=== Rows from a dataset ===
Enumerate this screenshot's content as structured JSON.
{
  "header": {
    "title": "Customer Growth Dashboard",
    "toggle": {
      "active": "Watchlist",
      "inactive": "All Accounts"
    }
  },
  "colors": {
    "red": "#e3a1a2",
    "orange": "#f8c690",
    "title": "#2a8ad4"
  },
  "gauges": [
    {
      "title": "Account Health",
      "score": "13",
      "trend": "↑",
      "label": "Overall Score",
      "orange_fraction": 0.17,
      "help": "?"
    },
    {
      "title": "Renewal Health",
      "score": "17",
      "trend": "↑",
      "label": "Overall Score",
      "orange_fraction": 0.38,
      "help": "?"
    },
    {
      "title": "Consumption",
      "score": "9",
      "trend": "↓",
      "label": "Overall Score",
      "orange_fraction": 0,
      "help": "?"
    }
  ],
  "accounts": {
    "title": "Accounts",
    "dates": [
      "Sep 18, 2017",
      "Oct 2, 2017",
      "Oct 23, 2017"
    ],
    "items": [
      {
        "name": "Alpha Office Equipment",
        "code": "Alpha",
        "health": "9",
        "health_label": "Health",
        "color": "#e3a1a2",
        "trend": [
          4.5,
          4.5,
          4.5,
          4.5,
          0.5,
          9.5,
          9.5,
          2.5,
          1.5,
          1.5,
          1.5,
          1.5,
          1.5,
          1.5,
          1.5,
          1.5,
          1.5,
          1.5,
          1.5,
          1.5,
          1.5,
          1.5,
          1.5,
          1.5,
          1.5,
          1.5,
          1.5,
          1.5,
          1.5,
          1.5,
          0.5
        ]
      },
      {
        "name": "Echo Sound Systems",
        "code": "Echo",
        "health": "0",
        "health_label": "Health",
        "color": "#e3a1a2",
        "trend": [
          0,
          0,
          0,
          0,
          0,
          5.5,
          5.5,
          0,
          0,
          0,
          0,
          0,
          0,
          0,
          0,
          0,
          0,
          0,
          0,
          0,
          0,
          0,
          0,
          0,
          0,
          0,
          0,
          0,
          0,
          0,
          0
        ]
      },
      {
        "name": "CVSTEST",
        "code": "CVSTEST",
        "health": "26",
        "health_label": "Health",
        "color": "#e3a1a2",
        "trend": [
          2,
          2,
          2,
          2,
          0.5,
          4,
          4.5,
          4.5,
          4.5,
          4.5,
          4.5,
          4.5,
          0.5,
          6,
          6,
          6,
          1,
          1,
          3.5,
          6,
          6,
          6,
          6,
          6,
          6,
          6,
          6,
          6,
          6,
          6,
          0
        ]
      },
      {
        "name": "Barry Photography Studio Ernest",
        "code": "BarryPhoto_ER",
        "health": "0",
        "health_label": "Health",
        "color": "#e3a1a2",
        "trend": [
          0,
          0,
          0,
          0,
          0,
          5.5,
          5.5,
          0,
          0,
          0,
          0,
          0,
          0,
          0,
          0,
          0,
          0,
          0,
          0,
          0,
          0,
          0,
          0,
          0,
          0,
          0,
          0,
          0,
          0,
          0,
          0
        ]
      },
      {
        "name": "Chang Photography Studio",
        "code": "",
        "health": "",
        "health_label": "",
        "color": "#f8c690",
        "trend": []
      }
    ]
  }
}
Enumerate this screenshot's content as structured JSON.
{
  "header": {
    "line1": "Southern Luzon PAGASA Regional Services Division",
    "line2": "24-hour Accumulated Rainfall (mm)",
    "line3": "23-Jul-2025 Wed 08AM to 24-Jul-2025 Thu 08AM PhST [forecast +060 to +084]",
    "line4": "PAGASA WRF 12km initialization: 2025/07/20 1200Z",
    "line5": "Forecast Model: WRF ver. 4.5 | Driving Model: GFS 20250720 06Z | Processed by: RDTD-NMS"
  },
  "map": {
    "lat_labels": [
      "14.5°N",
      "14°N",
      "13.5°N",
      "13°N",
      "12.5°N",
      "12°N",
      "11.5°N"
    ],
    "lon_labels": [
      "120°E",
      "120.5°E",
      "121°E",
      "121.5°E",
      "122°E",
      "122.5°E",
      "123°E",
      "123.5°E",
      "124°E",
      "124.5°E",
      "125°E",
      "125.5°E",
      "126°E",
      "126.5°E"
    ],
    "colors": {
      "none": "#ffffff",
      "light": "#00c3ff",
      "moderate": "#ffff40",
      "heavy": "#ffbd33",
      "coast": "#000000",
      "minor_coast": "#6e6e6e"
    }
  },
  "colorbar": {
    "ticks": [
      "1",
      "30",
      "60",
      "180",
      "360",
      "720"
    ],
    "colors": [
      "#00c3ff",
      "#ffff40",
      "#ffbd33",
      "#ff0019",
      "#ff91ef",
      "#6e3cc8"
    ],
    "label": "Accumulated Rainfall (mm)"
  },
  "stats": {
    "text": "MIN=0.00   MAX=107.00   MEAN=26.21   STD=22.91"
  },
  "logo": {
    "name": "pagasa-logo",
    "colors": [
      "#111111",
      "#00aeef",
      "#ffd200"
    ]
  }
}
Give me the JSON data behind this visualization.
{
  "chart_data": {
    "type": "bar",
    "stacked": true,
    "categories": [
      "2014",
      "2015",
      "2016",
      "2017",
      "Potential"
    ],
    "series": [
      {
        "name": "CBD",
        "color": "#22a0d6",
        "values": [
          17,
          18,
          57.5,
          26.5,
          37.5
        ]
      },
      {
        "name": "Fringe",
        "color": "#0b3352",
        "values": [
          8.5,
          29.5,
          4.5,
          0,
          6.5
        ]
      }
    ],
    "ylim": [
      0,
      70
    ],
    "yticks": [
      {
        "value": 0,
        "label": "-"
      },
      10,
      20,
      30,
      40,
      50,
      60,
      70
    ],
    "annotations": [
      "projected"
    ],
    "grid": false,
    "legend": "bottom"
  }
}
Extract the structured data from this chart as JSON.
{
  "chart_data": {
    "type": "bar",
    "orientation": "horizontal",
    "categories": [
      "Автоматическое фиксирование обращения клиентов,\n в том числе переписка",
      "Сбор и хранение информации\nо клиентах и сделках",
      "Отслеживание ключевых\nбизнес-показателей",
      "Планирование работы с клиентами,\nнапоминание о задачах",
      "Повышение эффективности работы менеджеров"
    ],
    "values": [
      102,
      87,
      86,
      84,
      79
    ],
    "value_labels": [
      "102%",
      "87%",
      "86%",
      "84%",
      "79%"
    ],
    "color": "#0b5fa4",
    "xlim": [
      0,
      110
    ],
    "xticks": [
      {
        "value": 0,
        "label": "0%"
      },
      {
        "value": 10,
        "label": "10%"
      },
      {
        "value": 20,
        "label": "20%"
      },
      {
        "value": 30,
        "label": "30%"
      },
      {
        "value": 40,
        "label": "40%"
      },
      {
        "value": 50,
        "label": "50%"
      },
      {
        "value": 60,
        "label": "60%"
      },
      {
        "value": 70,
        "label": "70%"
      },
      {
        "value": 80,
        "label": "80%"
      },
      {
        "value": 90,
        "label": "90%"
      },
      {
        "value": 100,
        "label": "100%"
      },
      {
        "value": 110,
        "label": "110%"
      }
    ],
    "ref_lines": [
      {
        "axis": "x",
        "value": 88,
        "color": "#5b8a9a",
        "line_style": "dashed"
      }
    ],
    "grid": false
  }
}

=== WHAT IS ASKED ===
All of the records must be retyped exactly as they are.

=== WRITTEN RESPONSE ===
Enumerate this screenshot's content as structured JSON.
{
  "header": {
    "title": "Customer Growth Dashboard",
    "toggle": {
      "active": "Watchlist",
      "inactive": "All Accounts"
    }
  },
  "colors": {
    "red": "#e3a1a2",
    "orange": "#f8c690",
    "title": "#2a8ad4"
  },
  "gauges": [
    {
      "title": "Account Health",
      "score": "13",
      "trend": "↑",
      "label": "Overall Score",
      "orange_fraction": 0.17,
      "help": "?"
    },
    {
      "title": "Renewal Health",
      "score": "17",
      "trend": "↑",
      "label": "Overall Score",
      "orange_fraction": 0.38,
      "help": "?"
    },
    {
      "title": "Consumption",
      "score": "9",
      "trend": "↓",
      "label": "Overall Score",
      "orange_fraction": 0,
      "help": "?"
    }
  ],
  "accounts": {
    "title": "Accounts",
    "dates": [
      "Sep 18, 2017",
      "Oct 2, 2017",
      "Oct 23, 2017"
    ],
    "items": [
      {
        "name": "Alpha Office Equipment",
        "code": "Alpha",
        "health": "9",
        "health_label": "Health",
        "color": "#e3a1a2",
        "trend": [
          4.5,
          4.5,
          4.5,
          4.5,
          0.5,
          9.5,
          9.5,
          2.5,
          1.5,
          1.5,
          1.5,
          1.5,
          1.5,
          1.5,
          1.5,
          1.5,
          1.5,
          1.5,
          1.5,
          1.5,
          1.5,
          1.5,
          1.5,
          1.5,
          1.5,
          1.5,
          1.5,
          1.5,
          1.5,
          1.5,
          0.5
        ]
      },
      {
        "name": "Echo Sound Systems",
        "code": "Echo",
        "health": "0",
        "health_label": "Health",
        "color": "#e3a1a2",
        "trend": [
          0,
          0,
          0,
          0,
          0,
          5.5,
          5.5,
          0,
          0,
          0,
          0,
          0,
          0,
          0,
          0,
          0,
          0,
          0,
          0,
          0,
          0,
          0,
          0,
          0,
          0,
          0,
          0,
          0,
          0,
          0,
          0
        ]
      },
      {
        "name": "CVSTEST",
        "code": "CVSTEST",
        "health": "26",
        "health_label": "Health",
        "color": "#e3a1a2",
        "trend": [
          2,
          2,
          2,
          2,
          0.5,
          4,
          4.5,
          4.5,
          4.5,
          4.5,
          4.5,
          4.5,
          0.5,
          6,
          6,
          6,
          1,
          1,
          3.5,
          6,
          6,
          6,
          6,
          6,
          6,
          6,
          6,
          6,
          6,
          6,
          0
        ]
      },
      {
        "name": "Barry Photography Studio Ernest",
        "code": "BarryPhoto_ER",
        "health": "0",
        "health_label": "Health",
        "color": "#e3a1a2",
        "trend": [
          0,
          0,
          0,
          0,
          0,
          5.5,
          5.5,
          0,
          0,
          0,
          0,
          0,
          0,
          0,
          0,
          0,
          0,
          0,
          0,
          0,
          0,
          0,
          0,
          0,
          0,
          0,
          0,
          0,
          0,
          0,
          0
        ]
      },
      {
        "name": "Chang Photography Studio",
        "code": "",
        "health": "",
        "health_label": "",
        "color": "#f8c690",
        "trend": []
      }
    ]
  }
}
Enumerate this screenshot's content as structured JSON.
{
  "header": {
    "line1": "Southern Luzon PAGASA Regional Services Division",
    "line2": "24-hour Accumulated Rainfall (mm)",
    "line3": "23-Jul-2025 Wed 08AM to 24-Jul-2025 Thu 08AM PhST [forecast +060 to +084]",
    "line4": "PAGASA WRF 12km initialization: 2025/07/20 1200Z",
    "line5": "Forecast Model: WRF ver. 4.5 | Driving Model: GFS 20250720 06Z | Processed by: RDTD-NMS"
  },
  "map": {
    "lat_labels": [
      "14.5°N",
      "14°N",
      "13.5°N",
      "13°N",
      "12.5°N",
      "12°N",
      "11.5°N"
    ],
    "lon_labels": [
      "120°E",
      "120.5°E",
      "121°E",
      "121.5°E",
      "122°E",
      "122.5°E",
      "123°E",
      "123.5°E",
      "124°E",
      "124.5°E",
      "125°E",
      "125.5°E",
      "126°E",
      "126.5°E"
    ],
    "colors": {
      "none": "#ffffff",
      "light": "#00c3ff",
      "moderate": "#ffff40",
      "heavy": "#ffbd33",
      "coast": "#000000",
      "minor_coast": "#6e6e6e"
    }
  },
  "colorbar": {
    "ticks": [
      "1",
      "30",
      "60",
      "180",
      "360",
      "720"
    ],
    "colors": [
      "#00c3ff",
      "#ffff40",
      "#ffbd33",
      "#ff0019",
      "#ff91ef",
      "#6e3cc8"
    ],
    "label": "Accumulated Rainfall (mm)"
  },
  "stats": {
    "text": "MIN=0.00   MAX=107.00   MEAN=26.21   STD=22.91"
  },
  "logo": {
    "name": "pagasa-logo",
    "colors": [
      "#111111",
      "#00aeef",
      "#ffd200"
    ]
  }
}
Give me the JSON data behind this visualization.
{
  "chart_data": {
    "type": "bar",
    "stacked": true,
    "categories": [
      "2014",
      "2015",
      "2016",
      "2017",
      "Potential"
    ],
    "series": [
      {
        "name": "CBD",
        "color": "#22a0d6",
        "values": [
          17,
          18,
          57.5,
          26.5,
          37.5
        ]
      },
      {
        "name": "Fringe",
        "color": "#0b3352",
        "values": [
          8.5,
          29.5,
          4.5,
          0,
          6.5
        ]
      }
    ],
    "ylim": [
      0,
      70
    ],
    "yticks": [
      {
        "value": 0,
        "label": "-"
      },
      10,
      20,
      30,
      40,
      50,
      60,
      70
    ],
    "annotations": [
      "projected"
    ],
    "grid": false,
    "legend": "bottom"
  }
}
Extract the structured data from this chart as JSON.
{
  "chart_data": {
    "type": "bar",
    "orientation": "horizontal",
    "categories": [
      "Автоматическое фиксирование обращения клиентов,\n в том числе переписка",
      "Сбор и хранение информации\nо клиентах и сделках",
      "Отслеживание ключевых\nбизнес-показателей",
      "Планирование работы с клиентами,\nнапоминание о задачах",
      "Повышение эффективности работы менеджеров"
    ],
    "values": [
      102,
      87,
      86,
      84,
      79
    ],
    "value_labels": [
      "102%",
      "87%",
      "86%",
      "84%",
      "79%"
    ],
    "color": "#0b5fa4",
    "xlim": [
      0,
      110
    ],
    "xticks": [
      {
        "value": 0,
        "label": "0%"
      },
      {
        "value": 10,
        "label": "10%"
      },
      {
        "value": 20,
        "label": "20%"
      },
      {
        "value": 30,
        "label": "30%"
      },
      {
        "value": 40,
        "label": "40%"
      },
      {
        "value": 50,
        "label": "50%"
      },
      {
        "value": 60,
        "label": "60%"
      },
      {
        "value": 70,
        "label": "70%"
      },
      {
        "value": 80,
        "label": "80%"
      },
      {
        "value": 90,
        "label": "90%"
      },
      {
        "value": 100,
        "label": "100%"
      },
      {
        "value": 110,
        "label": "110%"
      }
    ],
    "ref_lines": [
      {
        "axis": "x",
        "value": 88,
        "color": "#5b8a9a",
        "line_style": "dashed"
      }
    ],
    "grid": false
  }
}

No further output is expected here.